• [TO DO]
Copy the lines holding the word "structured", all of them.

• [THE RECORDS]
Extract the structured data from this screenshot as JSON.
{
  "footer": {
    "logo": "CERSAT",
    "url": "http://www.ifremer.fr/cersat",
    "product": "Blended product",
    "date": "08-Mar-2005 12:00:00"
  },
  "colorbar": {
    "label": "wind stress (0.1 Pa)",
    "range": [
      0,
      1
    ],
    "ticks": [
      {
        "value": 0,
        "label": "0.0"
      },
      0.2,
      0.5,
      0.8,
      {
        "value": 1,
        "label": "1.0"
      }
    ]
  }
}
---
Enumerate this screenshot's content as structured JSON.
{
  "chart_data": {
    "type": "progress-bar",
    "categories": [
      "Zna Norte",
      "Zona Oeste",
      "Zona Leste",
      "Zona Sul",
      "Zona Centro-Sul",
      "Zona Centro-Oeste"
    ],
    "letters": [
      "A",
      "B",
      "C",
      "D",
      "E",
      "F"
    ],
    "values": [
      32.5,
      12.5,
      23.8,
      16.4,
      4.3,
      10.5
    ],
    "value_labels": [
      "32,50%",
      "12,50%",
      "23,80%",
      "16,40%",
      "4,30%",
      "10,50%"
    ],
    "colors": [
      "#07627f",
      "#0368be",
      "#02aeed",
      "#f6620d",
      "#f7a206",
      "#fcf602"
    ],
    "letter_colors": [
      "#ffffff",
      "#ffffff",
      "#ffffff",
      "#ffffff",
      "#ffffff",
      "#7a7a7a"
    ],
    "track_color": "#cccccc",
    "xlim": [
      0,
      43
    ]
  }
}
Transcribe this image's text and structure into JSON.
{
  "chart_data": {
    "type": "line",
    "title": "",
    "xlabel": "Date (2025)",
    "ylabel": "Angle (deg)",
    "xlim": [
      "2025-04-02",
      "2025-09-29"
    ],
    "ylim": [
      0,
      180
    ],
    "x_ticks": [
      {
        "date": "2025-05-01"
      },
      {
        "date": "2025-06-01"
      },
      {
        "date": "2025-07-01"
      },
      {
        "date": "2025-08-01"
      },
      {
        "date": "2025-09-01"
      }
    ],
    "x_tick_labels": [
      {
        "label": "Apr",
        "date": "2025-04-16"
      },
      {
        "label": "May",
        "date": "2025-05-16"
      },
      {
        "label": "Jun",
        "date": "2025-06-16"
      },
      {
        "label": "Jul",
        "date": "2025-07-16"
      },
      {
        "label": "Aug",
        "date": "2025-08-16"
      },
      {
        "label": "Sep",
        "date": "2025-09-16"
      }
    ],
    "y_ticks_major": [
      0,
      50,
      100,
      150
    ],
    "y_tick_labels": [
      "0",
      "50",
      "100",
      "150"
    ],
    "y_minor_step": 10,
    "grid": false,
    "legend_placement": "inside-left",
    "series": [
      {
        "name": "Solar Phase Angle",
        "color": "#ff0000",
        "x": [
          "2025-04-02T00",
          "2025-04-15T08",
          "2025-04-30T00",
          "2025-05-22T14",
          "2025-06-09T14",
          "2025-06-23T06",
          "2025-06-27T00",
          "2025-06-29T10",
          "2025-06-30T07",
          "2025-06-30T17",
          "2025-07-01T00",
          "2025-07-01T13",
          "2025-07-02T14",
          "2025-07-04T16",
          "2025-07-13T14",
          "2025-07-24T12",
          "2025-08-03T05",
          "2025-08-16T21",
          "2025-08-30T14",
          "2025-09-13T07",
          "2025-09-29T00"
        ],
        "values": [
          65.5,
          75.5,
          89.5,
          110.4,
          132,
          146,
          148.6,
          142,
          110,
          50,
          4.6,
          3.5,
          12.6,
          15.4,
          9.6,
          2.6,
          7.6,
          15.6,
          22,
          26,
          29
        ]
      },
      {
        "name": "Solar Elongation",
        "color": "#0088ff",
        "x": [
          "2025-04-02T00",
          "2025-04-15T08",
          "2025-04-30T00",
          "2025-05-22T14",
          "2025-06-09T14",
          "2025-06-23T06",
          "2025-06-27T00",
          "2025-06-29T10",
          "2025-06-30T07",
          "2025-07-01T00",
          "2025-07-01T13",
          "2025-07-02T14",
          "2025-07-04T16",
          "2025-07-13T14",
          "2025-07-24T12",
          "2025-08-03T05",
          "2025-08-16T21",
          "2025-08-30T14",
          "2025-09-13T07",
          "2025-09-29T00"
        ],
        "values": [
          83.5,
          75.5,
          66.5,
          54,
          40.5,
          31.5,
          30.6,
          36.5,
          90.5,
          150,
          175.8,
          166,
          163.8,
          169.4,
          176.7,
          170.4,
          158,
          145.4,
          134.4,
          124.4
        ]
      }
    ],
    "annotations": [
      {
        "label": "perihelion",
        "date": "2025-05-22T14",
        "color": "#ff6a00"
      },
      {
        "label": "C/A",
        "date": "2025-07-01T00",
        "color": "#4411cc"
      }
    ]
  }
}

• [SOLUTION TO THIS TASK]
Extract the structured data from this screenshot as JSON.
Enumerate this screenshot's content as structured JSON.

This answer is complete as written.